Problem description:
Print the whole listing exactly.

Data entries:
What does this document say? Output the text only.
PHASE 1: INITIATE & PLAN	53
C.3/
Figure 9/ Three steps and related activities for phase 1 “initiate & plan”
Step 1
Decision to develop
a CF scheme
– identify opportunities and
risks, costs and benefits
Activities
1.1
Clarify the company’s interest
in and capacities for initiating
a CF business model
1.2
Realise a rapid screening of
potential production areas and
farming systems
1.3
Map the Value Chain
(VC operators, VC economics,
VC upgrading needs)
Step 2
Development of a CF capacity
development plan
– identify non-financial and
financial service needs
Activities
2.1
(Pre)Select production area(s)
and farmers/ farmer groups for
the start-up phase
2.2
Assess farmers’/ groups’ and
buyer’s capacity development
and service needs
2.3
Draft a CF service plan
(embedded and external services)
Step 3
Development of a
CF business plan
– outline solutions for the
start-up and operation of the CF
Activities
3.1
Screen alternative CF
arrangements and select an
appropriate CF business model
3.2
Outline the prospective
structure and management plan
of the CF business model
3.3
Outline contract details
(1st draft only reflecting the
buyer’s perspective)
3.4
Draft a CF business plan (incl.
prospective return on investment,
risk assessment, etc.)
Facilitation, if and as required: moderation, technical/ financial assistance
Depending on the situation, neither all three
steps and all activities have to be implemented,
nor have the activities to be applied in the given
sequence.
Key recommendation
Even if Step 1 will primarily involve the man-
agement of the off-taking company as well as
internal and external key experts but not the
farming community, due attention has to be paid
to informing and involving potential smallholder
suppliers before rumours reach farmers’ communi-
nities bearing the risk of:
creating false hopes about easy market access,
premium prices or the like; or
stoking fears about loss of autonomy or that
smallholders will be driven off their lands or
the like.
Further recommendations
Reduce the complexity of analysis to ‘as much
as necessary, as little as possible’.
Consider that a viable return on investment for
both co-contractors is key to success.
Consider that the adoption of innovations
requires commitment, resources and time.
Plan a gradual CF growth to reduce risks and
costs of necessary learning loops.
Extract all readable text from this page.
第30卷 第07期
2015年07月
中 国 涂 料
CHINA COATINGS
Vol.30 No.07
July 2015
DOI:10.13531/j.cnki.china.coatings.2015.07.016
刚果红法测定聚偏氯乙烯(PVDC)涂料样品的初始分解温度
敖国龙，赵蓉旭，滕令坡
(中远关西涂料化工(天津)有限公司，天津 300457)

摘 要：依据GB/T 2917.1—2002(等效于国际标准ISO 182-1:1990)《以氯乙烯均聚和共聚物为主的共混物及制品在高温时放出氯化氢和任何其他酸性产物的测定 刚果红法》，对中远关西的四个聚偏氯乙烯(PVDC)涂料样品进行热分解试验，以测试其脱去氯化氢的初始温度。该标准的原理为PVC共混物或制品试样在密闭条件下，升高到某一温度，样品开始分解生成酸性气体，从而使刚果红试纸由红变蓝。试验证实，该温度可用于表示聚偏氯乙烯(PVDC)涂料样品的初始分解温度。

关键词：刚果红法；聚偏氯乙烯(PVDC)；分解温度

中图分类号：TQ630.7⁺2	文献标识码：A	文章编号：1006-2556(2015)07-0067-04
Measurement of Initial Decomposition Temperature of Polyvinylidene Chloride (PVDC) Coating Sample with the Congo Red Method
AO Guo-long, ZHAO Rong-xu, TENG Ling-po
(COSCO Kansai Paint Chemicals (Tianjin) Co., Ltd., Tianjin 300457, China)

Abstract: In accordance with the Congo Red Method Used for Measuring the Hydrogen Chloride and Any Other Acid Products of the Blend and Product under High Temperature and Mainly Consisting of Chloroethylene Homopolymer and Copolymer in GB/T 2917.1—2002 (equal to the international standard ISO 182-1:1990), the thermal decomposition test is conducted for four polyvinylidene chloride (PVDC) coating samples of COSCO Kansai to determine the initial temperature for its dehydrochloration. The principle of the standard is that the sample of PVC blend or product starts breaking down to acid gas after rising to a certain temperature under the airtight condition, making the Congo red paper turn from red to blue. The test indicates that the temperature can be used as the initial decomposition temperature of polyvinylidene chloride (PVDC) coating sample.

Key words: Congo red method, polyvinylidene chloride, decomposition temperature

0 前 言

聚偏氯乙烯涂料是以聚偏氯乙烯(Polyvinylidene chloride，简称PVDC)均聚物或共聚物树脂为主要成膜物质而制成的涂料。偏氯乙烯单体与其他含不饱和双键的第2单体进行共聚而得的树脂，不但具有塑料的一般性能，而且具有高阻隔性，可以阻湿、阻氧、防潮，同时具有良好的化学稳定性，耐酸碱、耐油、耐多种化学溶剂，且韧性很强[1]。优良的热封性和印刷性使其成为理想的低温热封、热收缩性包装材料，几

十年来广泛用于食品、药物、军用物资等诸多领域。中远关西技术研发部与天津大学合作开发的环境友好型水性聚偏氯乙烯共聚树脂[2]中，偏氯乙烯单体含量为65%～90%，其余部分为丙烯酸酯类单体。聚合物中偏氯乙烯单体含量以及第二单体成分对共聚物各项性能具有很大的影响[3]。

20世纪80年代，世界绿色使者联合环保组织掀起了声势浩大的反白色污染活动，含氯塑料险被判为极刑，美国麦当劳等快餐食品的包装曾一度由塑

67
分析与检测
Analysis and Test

The solution:
What does this document say? Output the text only.
PHASE 1: INITIATE & PLAN	53
C.3/
Figure 9/ Three steps and related activities for phase 1 “initiate & plan”
Step 1
Decision to develop
a CF scheme
– identify opportunities and
risks, costs and benefits
Activities
1.1
Clarify the company’s interest
in and capacities for initiating
a CF business model
1.2
Realise a rapid screening of
potential production areas and
farming systems
1.3
Map the Value Chain
(VC operators, VC economics,
VC upgrading needs)
Step 2
Development of a CF capacity
development plan
– identify non-financial and
financial service needs
Activities
2.1
(Pre)Select production area(s)
and farmers/ farmer groups for
the start-up phase
2.2
Assess farmers’/ groups’ and
buyer’s capacity development
and service needs
2.3
Draft a CF service plan
(embedded and external services)
Step 3
Development of a
CF business plan
– outline solutions for the
start-up and operation of the CF
Activities
3.1
Screen alternative CF
arrangements and select an
appropriate CF business model
3.2
Outline the prospective
structure and management plan
of the CF business model
3.3
Outline contract details
(1st draft only reflecting the
buyer’s perspective)
3.4
Draft a CF business plan (incl.
prospective return on investment,
risk assessment, etc.)
Facilitation, if and as required: moderation, technical/ financial assistance
Depending on the situation, neither all three
steps and all activities have to be implemented,
nor have the activities to be applied in the given
sequence.
Key recommendation
Even if Step 1 will primarily involve the man-
agement of the off-taking company as well as
internal and external key experts but not the
farming community, due attention has to be paid
to informing and involving potential smallholder
suppliers before rumours reach farmers’ communi-
nities bearing the risk of:
creating false hopes about easy market access,
premium prices or the like; or
stoking fears about loss of autonomy or that
smallholders will be driven off their lands or
the like.
Further recommendations
Reduce the complexity of analysis to ‘as much
as necessary, as little as possible’.
Consider that a viable return on investment for
both co-contractors is key to success.
Consider that the adoption of innovations
requires commitment, resources and time.
Plan a gradual CF growth to reduce risks and
costs of necessary learning loops.
Extract all readable text from this page.
第30卷 第07期
2015年07月
中 国 涂 料
CHINA COATINGS
Vol.30 No.07
July 2015
DOI:10.13531/j.cnki.china.coatings.2015.07.016
刚果红法测定聚偏氯乙烯(PVDC)涂料样品的初始分解温度
敖国龙，赵蓉旭，滕令坡
(中远关西涂料化工(天津)有限公司，天津 300457)

摘 要：依据GB/T 2917.1—2002(等效于国际标准ISO 182-1:1990)《以氯乙烯均聚和共聚物为主的共混物及制品在高温时放出氯化氢和任何其他酸性产物的测定 刚果红法》，对中远关西的四个聚偏氯乙烯(PVDC)涂料样品进行热分解试验，以测试其脱去氯化氢的初始温度。该标准的原理为PVC共混物或制品试样在密闭条件下，升高到某一温度，样品开始分解生成酸性气体，从而使刚果红试纸由红变蓝。试验证实，该温度可用于表示聚偏氯乙烯(PVDC)涂料样品的初始分解温度。

关键词：刚果红法；聚偏氯乙烯(PVDC)；分解温度

中图分类号：TQ630.7⁺2	文献标识码：A	文章编号：1006-2556(2015)07-0067-04
Measurement of Initial Decomposition Temperature of Polyvinylidene Chloride (PVDC) Coating Sample with the Congo Red Method
AO Guo-long, ZHAO Rong-xu, TENG Ling-po
(COSCO Kansai Paint Chemicals (Tianjin) Co., Ltd., Tianjin 300457, China)

Abstract: In accordance with the Congo Red Method Used for Measuring the Hydrogen Chloride and Any Other Acid Products of the Blend and Product under High Temperature and Mainly Consisting of Chloroethylene Homopolymer and Copolymer in GB/T 2917.1—2002 (equal to the international standard ISO 182-1:1990), the thermal decomposition test is conducted for four polyvinylidene chloride (PVDC) coating samples of COSCO Kansai to determine the initial temperature for its dehydrochloration. The principle of the standard is that the sample of PVC blend or product starts breaking down to acid gas after rising to a certain temperature under the airtight condition, making the Congo red paper turn from red to blue. The test indicates that the temperature can be used as the initial decomposition temperature of polyvinylidene chloride (PVDC) coating sample.

Key words: Congo red method, polyvinylidene chloride, decomposition temperature

0 前 言

聚偏氯乙烯涂料是以聚偏氯乙烯(Polyvinylidene chloride，简称PVDC)均聚物或共聚物树脂为主要成膜物质而制成的涂料。偏氯乙烯单体与其他含不饱和双键的第2单体进行共聚而得的树脂，不但具有塑料的一般性能，而且具有高阻隔性，可以阻湿、阻氧、防潮，同时具有良好的化学稳定性，耐酸碱、耐油、耐多种化学溶剂，且韧性很强[1]。优良的热封性和印刷性使其成为理想的低温热封、热收缩性包装材料，几

十年来广泛用于食品、药物、军用物资等诸多领域。中远关西技术研发部与天津大学合作开发的环境友好型水性聚偏氯乙烯共聚树脂[2]中，偏氯乙烯单体含量为65%～90%，其余部分为丙烯酸酯类单体。聚合物中偏氯乙烯单体含量以及第二单体成分对共聚物各项性能具有很大的影响[3]。

20世纪80年代，世界绿色使者联合环保组织掀起了声势浩大的反白色污染活动，含氯塑料险被判为极刑，美国麦当劳等快餐食品的包装曾一度由塑

67
分析与检测
Analysis and Test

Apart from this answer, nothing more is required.